Aim - Repeat the records below exactly, leaving out any pictures.

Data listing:
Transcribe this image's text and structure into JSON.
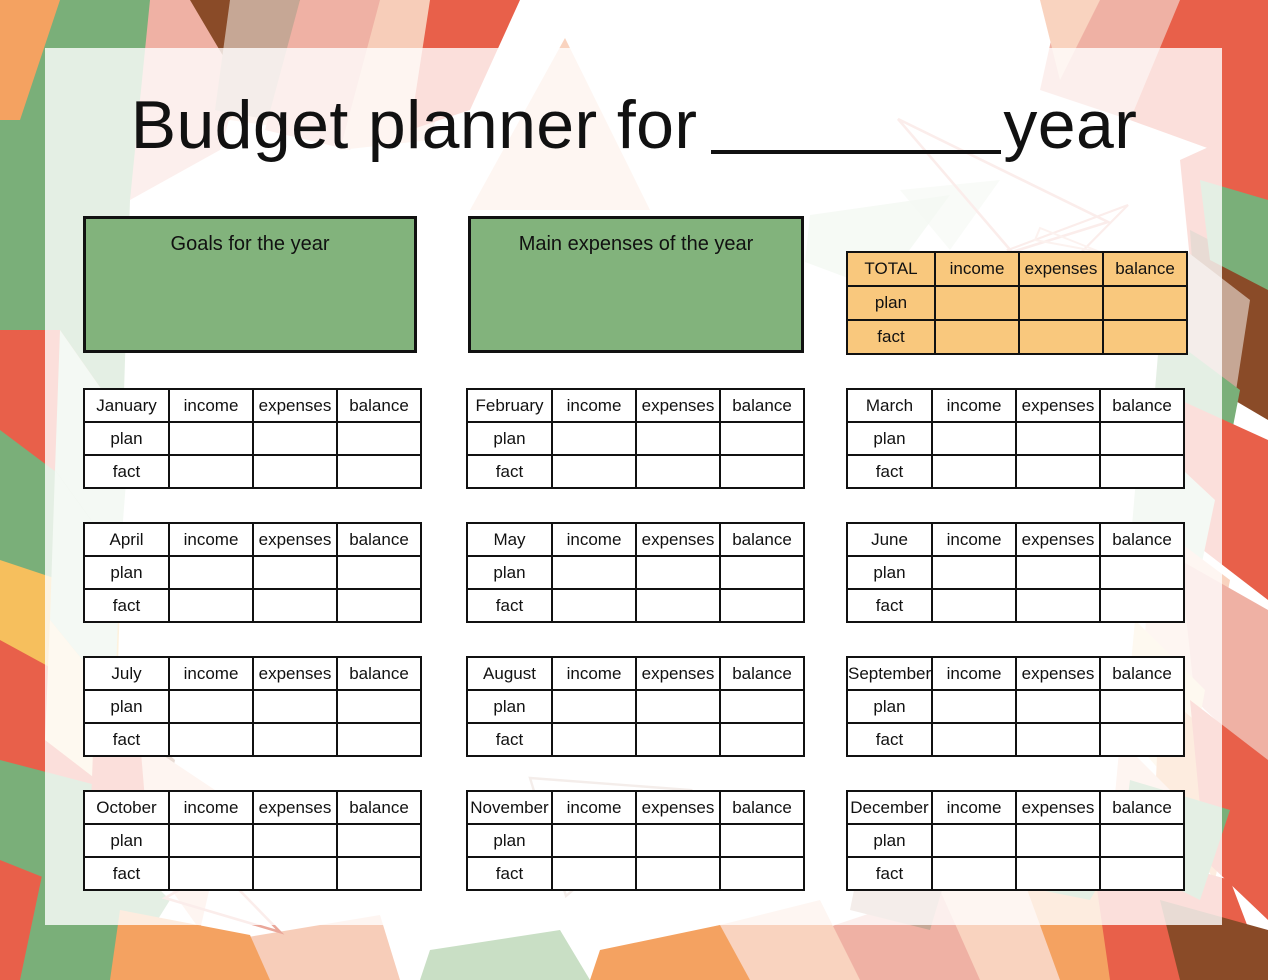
{
  "title": {
    "before_blank": "Budget planner for",
    "blank_placeholder": "",
    "after_blank": "year"
  },
  "notes": {
    "goals_label": "Goals for the year",
    "expenses_label": "Main expenses of the year"
  },
  "colors": {
    "note_green": "#82b37c",
    "total_orange": "#f9c87d",
    "border_black": "#111111",
    "table_white": "#ffffff",
    "poly_green": "#7aaf79",
    "poly_light_green": "#c9dfc5",
    "poly_orange": "#f4a261",
    "poly_red": "#e8604a",
    "poly_brown": "#8a4b28",
    "poly_peach": "#f7cdb9",
    "poly_pink": "#efb1a4",
    "poly_cream": "#fae0b2",
    "poly_amber": "#f6bf5d",
    "poly_taupe": "#c6a795",
    "outline_pink": "#eaa79a"
  },
  "total_table": {
    "name": "TOTAL",
    "columns": [
      "income",
      "expenses",
      "balance"
    ],
    "rows": [
      "plan",
      "fact"
    ],
    "cells": [
      [
        "",
        "",
        ""
      ],
      [
        "",
        "",
        ""
      ]
    ]
  },
  "month_columns": [
    "income",
    "expenses",
    "balance"
  ],
  "month_rows": [
    "plan",
    "fact"
  ],
  "months": [
    {
      "name": "January",
      "cells": [
        [
          "",
          "",
          ""
        ],
        [
          "",
          "",
          ""
        ]
      ]
    },
    {
      "name": "February",
      "cells": [
        [
          "",
          "",
          ""
        ],
        [
          "",
          "",
          ""
        ]
      ]
    },
    {
      "name": "March",
      "cells": [
        [
          "",
          "",
          ""
        ],
        [
          "",
          "",
          ""
        ]
      ]
    },
    {
      "name": "April",
      "cells": [
        [
          "",
          "",
          ""
        ],
        [
          "",
          "",
          ""
        ]
      ]
    },
    {
      "name": "May",
      "cells": [
        [
          "",
          "",
          ""
        ],
        [
          "",
          "",
          ""
        ]
      ]
    },
    {
      "name": "June",
      "cells": [
        [
          "",
          "",
          ""
        ],
        [
          "",
          "",
          ""
        ]
      ]
    },
    {
      "name": "July",
      "cells": [
        [
          "",
          "",
          ""
        ],
        [
          "",
          "",
          ""
        ]
      ]
    },
    {
      "name": "August",
      "cells": [
        [
          "",
          "",
          ""
        ],
        [
          "",
          "",
          ""
        ]
      ]
    },
    {
      "name": "September",
      "cells": [
        [
          "",
          "",
          ""
        ],
        [
          "",
          "",
          ""
        ]
      ]
    },
    {
      "name": "October",
      "cells": [
        [
          "",
          "",
          ""
        ],
        [
          "",
          "",
          ""
        ]
      ]
    },
    {
      "name": "November",
      "cells": [
        [
          "",
          "",
          ""
        ],
        [
          "",
          "",
          ""
        ]
      ]
    },
    {
      "name": "December",
      "cells": [
        [
          "",
          "",
          ""
        ],
        [
          "",
          "",
          ""
        ]
      ]
    }
  ]
}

Solved exercise -
Transcribe this image's text and structure into JSON.
{
  "title": {
    "before_blank": "Budget planner for",
    "blank_placeholder": "",
    "after_blank": "year"
  },
  "notes": {
    "goals_label": "Goals for the year",
    "expenses_label": "Main expenses of the year"
  },
  "colors": {
    "note_green": "#82b37c",
    "total_orange": "#f9c87d",
    "border_black": "#111111",
    "table_white": "#ffffff",
    "poly_green": "#7aaf79",
    "poly_light_green": "#c9dfc5",
    "poly_orange": "#f4a261",
    "poly_red": "#e8604a",
    "poly_brown": "#8a4b28",
    "poly_peach": "#f7cdb9",
    "poly_pink": "#efb1a4",
    "poly_cream": "#fae0b2",
    "poly_amber": "#f6bf5d",
    "poly_taupe": "#c6a795",
    "outline_pink": "#eaa79a"
  },
  "total_table": {
    "name": "TOTAL",
    "columns": [
      "income",
      "expenses",
      "balance"
    ],
    "rows": [
      "plan",
      "fact"
    ],
    "cells": [
      [
        "",
        "",
        ""
      ],
      [
        "",
        "",
        ""
      ]
    ]
  },
  "month_columns": [
    "income",
    "expenses",
    "balance"
  ],
  "month_rows": [
    "plan",
    "fact"
  ],
  "months": [
    {
      "name": "January",
      "cells": [
        [
          "",
          "",
          ""
        ],
        [
          "",
          "",
          ""
        ]
      ]
    },
    {
      "name": "February",
      "cells": [
        [
          "",
          "",
          ""
        ],
        [
          "",
          "",
          ""
        ]
      ]
    },
    {
      "name": "March",
      "cells": [
        [
          "",
          "",
          ""
        ],
        [
          "",
          "",
          ""
        ]
      ]
    },
    {
      "name": "April",
      "cells": [
        [
          "",
          "",
          ""
        ],
        [
          "",
          "",
          ""
        ]
      ]
    },
    {
      "name": "May",
      "cells": [
        [
          "",
          "",
          ""
        ],
        [
          "",
          "",
          ""
        ]
      ]
    },
    {
      "name": "June",
      "cells": [
        [
          "",
          "",
          ""
        ],
        [
          "",
          "",
          ""
        ]
      ]
    },
    {
      "name": "July",
      "cells": [
        [
          "",
          "",
          ""
        ],
        [
          "",
          "",
          ""
        ]
      ]
    },
    {
      "name": "August",
      "cells": [
        [
          "",
          "",
          ""
        ],
        [
          "",
          "",
          ""
        ]
      ]
    },
    {
      "name": "September",
      "cells": [
        [
          "",
          "",
          ""
        ],
        [
          "",
          "",
          ""
        ]
      ]
    },
    {
      "name": "October",
      "cells": [
        [
          "",
          "",
          ""
        ],
        [
          "",
          "",
          ""
        ]
      ]
    },
    {
      "name": "November",
      "cells": [
        [
          "",
          "",
          ""
        ],
        [
          "",
          "",
          ""
        ]
      ]
    },
    {
      "name": "December",
      "cells": [
        [
          "",
          "",
          ""
        ],
        [
          "",
          "",
          ""
        ]
      ]
    }
  ]
}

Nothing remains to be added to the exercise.